• 本文
┌──

頼山陽史跡資料館は、広島県広島市中区袋町に位置し、歴史家・漢詩人である頼山陽および頼家の関連資料を展示する博物館です。この施設は、広島市の中心部にあり、旧日本銀行広島支店の東隣にあります。敷地面積は約1,700平方メートルで、広島県が所有し、公益財団法人頼山陽記念文化財団が管理運営を行っています。

資料館の歴史と再開発

資料館は、1935年(昭和10年)に「山陽記念館」として開館されました。これは、頼山陽の両親である頼春水・頼梅颸夫妻が暮らした旧居を基に整備されたものでした。しかし、老朽化に伴い、1995年(平成7年)に改築され、「頼山陽史跡資料館」として再開館しました。国の史跡である「頼山陽居室」を中心に、展示室や茶室、和風建築と庭園が併設されています。

被爆遺構と庭園

資料館の敷地内には、1945年(昭和20年)8月6日の原爆被災時の遺構がいくつか残されています。門や石畳、塀の一部、そして庭内のクロガネモチ(被爆樹木)などがその一部です。また、旧館の手摺を再利用したテラコッタのモニュメントも、被爆遺構として重要な存在です。

展示されている資料

頼山陽史跡資料館では、広島頼家から寄贈された「杉ノ木資料」や、頼山陽の祖父である頼惟清ゆかりの竹原頼家からの寄贈資料などが展示されています。また、旧館の模型や被爆前後の写真も展示されており、江戸時代の広島の文化と歴史を知る貴重な資料となっています。

内部の施設と展示

頼山陽居室

頼山陽居室は、1800年(寛政12年)に頼山陽が脱藩を企てた後、廃嫡されて3年間幽閉されていた場所です。この期間、山陽は執筆に励み、代表作「日本外史」を著しました。居室は、1936年(昭和11年)に国の史跡に指定されましたが、1945年の原爆によって全焼し、現在の建物は1958年(昭和33年)に復元されたものです。

└──

• 抽出資料
┌──

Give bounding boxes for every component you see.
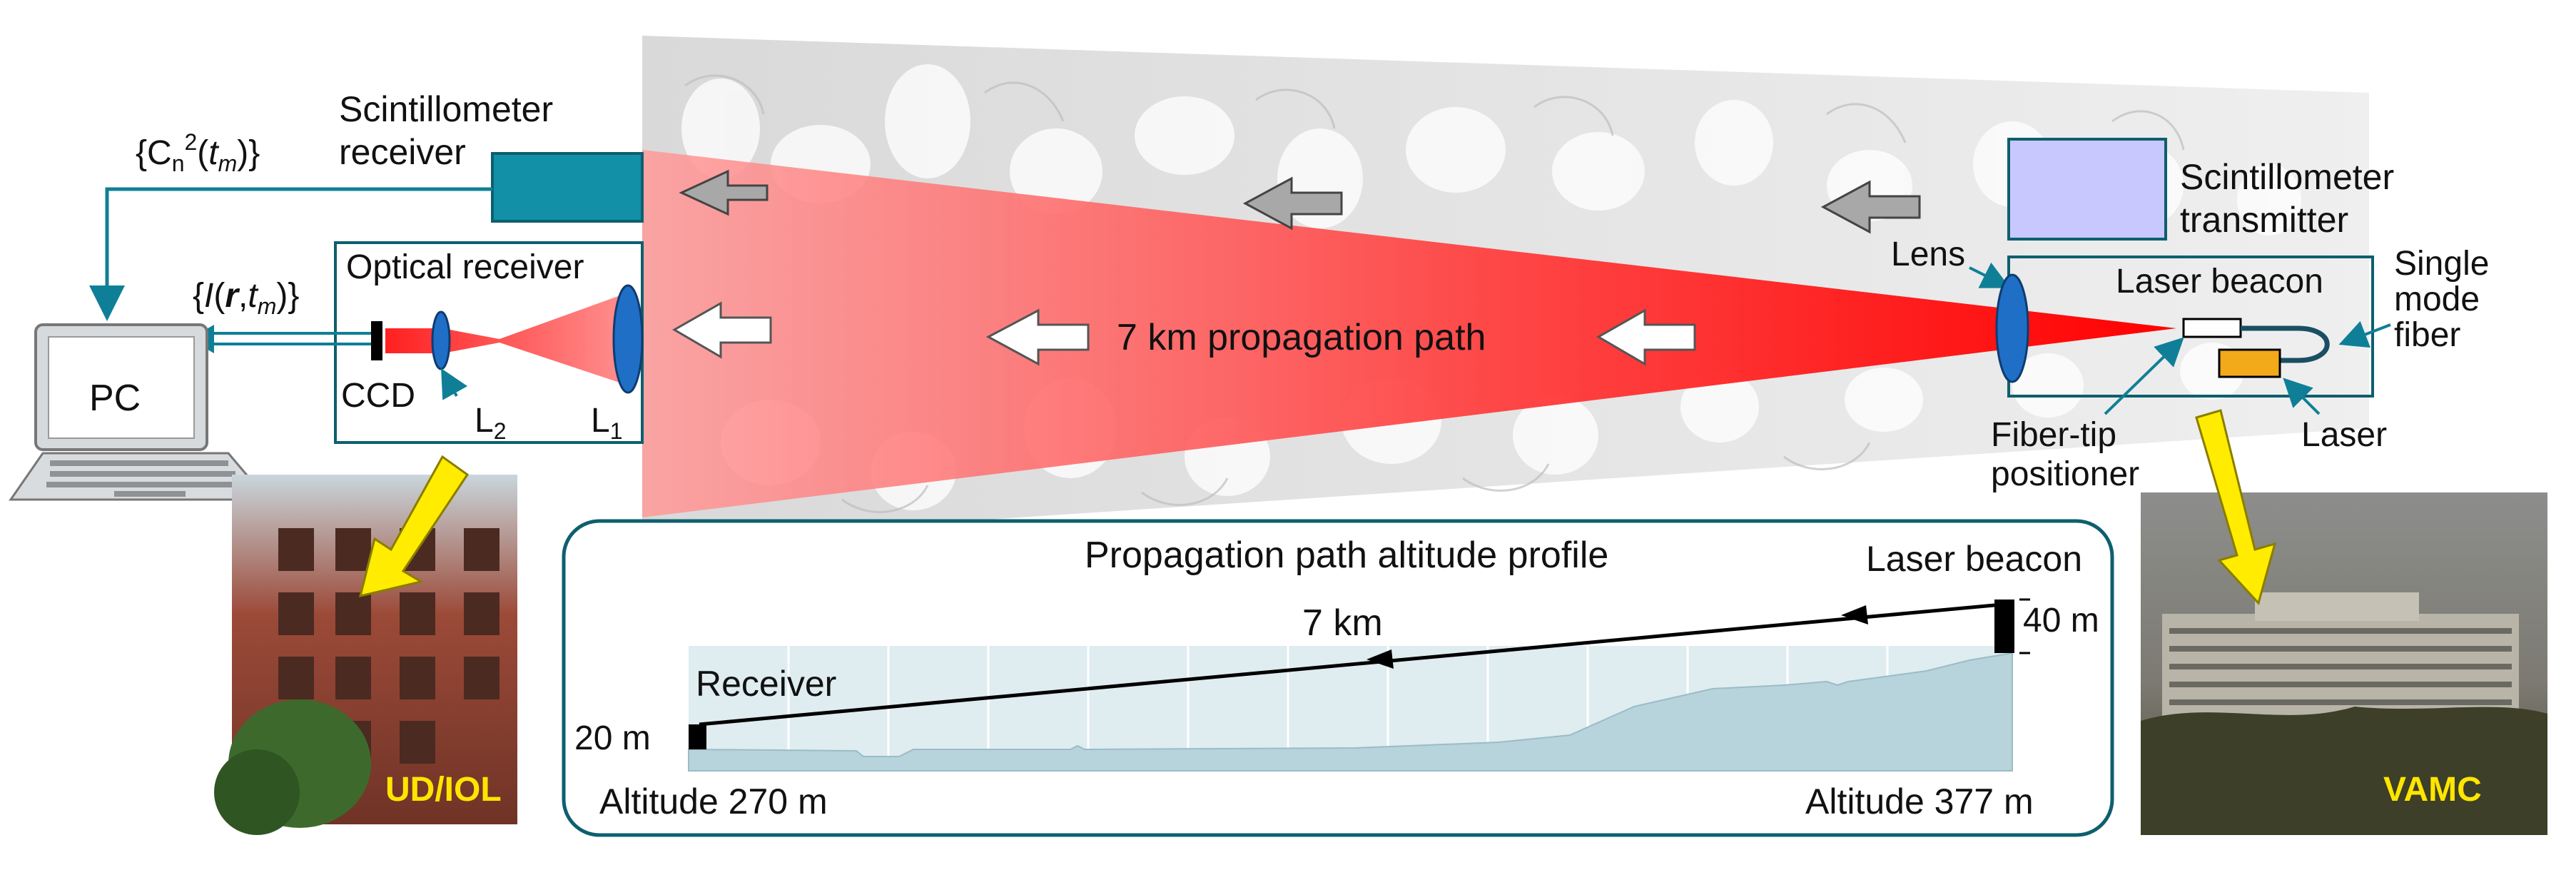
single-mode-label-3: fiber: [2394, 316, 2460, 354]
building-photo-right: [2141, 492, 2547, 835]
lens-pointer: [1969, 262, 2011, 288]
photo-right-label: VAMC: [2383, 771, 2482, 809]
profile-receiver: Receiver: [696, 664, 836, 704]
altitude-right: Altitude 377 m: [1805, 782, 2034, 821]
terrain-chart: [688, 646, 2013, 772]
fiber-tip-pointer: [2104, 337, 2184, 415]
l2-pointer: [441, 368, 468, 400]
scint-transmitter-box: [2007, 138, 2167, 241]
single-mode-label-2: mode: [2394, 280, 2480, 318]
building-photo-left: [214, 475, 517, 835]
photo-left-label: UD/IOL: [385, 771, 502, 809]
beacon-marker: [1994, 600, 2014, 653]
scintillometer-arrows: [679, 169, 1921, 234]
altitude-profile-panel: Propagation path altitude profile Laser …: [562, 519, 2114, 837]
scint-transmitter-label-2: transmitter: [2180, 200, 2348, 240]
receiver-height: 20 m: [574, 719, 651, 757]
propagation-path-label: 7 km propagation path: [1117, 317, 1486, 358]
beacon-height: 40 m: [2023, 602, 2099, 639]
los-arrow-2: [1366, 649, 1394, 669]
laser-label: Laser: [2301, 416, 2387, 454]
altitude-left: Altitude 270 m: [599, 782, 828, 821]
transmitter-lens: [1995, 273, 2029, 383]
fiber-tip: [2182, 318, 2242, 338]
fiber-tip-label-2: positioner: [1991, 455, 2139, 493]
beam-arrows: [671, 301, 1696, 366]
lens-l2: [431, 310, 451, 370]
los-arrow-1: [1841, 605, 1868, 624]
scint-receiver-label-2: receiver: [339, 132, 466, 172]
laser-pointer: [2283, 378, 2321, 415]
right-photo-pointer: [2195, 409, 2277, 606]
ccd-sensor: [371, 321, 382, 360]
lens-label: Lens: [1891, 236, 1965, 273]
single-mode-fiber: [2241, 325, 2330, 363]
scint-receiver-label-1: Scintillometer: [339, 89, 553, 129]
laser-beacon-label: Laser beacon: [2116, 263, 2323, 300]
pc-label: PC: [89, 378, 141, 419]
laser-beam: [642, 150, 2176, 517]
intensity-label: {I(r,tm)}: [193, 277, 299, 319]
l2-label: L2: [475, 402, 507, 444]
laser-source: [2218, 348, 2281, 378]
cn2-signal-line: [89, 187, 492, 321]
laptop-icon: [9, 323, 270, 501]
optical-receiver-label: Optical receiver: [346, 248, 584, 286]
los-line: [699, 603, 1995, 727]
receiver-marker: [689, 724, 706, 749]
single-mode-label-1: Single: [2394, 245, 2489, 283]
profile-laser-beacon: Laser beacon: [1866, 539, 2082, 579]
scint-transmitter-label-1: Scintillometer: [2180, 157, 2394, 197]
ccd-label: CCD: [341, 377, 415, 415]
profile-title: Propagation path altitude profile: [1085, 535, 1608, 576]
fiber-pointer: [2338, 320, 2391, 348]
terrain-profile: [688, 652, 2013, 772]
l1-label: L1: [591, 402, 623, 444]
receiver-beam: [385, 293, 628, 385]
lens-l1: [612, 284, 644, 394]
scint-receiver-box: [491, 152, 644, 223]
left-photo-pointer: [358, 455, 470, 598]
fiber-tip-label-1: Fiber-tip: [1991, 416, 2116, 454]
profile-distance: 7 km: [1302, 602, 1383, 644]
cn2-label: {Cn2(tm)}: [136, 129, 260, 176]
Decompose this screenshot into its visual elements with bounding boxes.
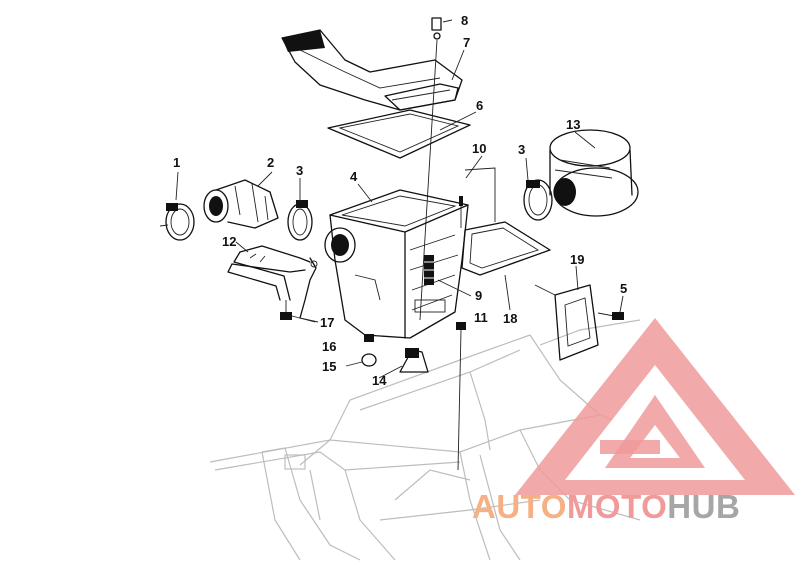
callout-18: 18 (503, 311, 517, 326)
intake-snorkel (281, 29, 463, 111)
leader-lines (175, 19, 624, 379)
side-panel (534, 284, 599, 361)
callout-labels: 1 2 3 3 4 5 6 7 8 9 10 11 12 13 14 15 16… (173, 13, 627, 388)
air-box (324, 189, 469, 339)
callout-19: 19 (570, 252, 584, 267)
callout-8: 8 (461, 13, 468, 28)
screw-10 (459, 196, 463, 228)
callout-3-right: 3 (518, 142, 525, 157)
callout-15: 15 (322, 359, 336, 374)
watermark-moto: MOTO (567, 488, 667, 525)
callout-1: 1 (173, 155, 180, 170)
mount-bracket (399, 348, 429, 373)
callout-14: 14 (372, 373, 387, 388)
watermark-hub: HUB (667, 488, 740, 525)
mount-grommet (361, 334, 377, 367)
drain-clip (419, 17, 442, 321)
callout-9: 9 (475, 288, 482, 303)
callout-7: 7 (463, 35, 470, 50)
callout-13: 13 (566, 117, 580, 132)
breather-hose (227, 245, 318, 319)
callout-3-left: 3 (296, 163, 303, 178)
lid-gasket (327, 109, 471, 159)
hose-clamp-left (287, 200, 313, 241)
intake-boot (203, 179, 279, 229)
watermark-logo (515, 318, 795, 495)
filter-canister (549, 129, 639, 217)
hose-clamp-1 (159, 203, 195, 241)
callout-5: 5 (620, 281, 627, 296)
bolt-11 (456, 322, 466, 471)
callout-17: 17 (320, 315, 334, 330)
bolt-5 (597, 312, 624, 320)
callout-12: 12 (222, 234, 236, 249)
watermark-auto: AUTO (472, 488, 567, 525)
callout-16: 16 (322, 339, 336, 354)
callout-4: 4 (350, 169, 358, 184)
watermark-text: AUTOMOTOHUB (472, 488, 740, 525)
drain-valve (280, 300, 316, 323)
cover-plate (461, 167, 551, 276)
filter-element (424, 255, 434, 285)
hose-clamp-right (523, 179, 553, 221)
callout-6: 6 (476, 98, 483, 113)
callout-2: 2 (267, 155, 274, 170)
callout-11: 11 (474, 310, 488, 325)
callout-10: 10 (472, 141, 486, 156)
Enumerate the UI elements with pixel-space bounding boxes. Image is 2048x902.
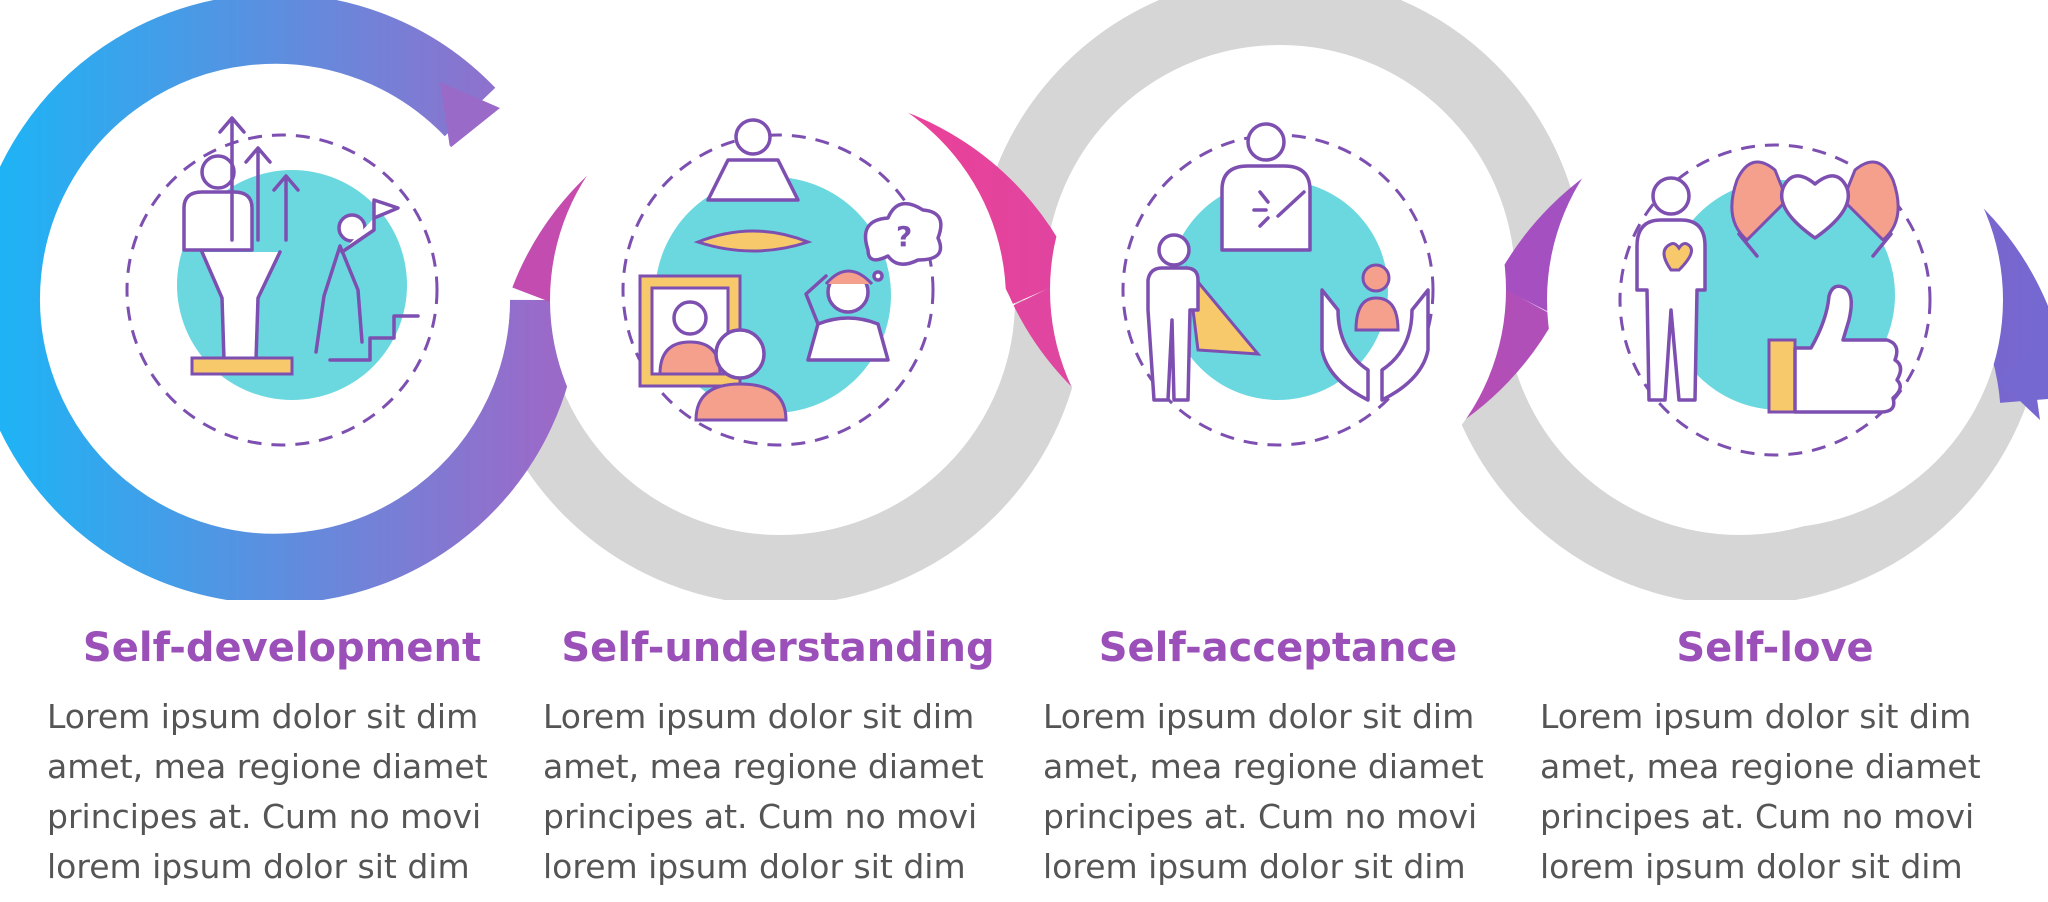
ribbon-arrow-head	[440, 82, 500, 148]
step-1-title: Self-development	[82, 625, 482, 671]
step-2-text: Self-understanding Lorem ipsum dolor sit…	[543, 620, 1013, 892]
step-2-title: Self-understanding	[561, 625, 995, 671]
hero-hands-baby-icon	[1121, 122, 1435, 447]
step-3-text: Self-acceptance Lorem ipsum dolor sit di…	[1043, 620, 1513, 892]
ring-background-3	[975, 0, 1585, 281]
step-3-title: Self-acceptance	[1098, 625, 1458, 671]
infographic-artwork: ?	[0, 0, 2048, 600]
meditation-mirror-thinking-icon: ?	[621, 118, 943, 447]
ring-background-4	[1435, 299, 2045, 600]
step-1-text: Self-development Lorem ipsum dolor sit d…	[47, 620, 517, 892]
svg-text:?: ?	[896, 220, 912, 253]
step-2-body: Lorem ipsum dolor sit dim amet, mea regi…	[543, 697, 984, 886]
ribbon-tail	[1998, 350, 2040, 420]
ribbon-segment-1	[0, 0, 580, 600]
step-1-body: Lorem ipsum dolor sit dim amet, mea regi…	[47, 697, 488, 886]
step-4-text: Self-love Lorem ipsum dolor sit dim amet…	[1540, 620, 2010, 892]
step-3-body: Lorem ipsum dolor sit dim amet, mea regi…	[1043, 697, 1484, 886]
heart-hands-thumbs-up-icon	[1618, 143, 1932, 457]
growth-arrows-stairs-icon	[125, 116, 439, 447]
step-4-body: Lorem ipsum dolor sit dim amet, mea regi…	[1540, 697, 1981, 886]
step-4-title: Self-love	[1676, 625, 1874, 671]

└──

• 課題
頼山陽史跡資料館についての本文を、最後の一文を受けて書き継いでください。 記録は使わなくてよい。

• 結果
展示室と茶室

展示室は1994年に建築されたもので、頼山陽や頼家に関する貴重な資料が展示されています。また、同年に建築された8畳の和室からなる茶室もあり、訪れる人々に静かなひとときを提供しています。

庭園

庭園は、1994年に整備され、中根金作の監修による「文人庭」と呼ばれる中庭があります。庭内には、被爆を耐え抜いたクロガネモチの木があり、その存在は資料館の歴史と結びついています。また、旧館の手摺を再利用したテラコッタのモニュメントも、庭園の特徴的な要素となっています。

正門と石柱

資料館の正門および石柱は、資料館のシンボルとなっています。正門の詳細は不明ですが、石柱は1927年(昭和2年)に建立され、1945年の原爆によって被爆しました。現在の石柱は、被爆時に折れた部分を繋ぎ直して修復されたものであり、その歴史的価値を今に伝えています。

頼家の歴史と発展

頼家の起源と発展

頼家は、中世には小早川氏に仕えて三原の頼兼村に住んでいましたが、その後竹原に移り、「頼兼屋」という屋号で商業を始めました。江戸時代中期になると、当主頼惟清(紺屋又十郎)の元に5人の息子が生まれ、その中で3人の兄弟が学問で名を挙げることとなりました。長男の頼春水、三男の頼春風、そして四男の頼杏坪がその3兄弟です。

頼家の広島移住

頼春水は、大阪で学問を究めた後、広島藩主浅野重晟に藩儒として招聘され、広島に移住しました。その後、頼家は西研屋町(現在の紙屋町一丁目/立町/本道)に仮住まいをしていましたが、寛政元年(1789年)に藩から屋敷を拝領し、現在の杉ノ木小路に移り住みました。

頼山陽の幽閉と脱藩

寛政12年(1800年)、頼山陽は脱藩を企てましたが、すぐに発覚し連れ戻され、この地で幽閉されることとなりました。この幽閉期間中に山陽は、後に「日本外史」として知られる大作を執筆しました。その後、山陽の長男である頼聿庵が家督を継ぎ、藩校学問所の教授として活躍しました。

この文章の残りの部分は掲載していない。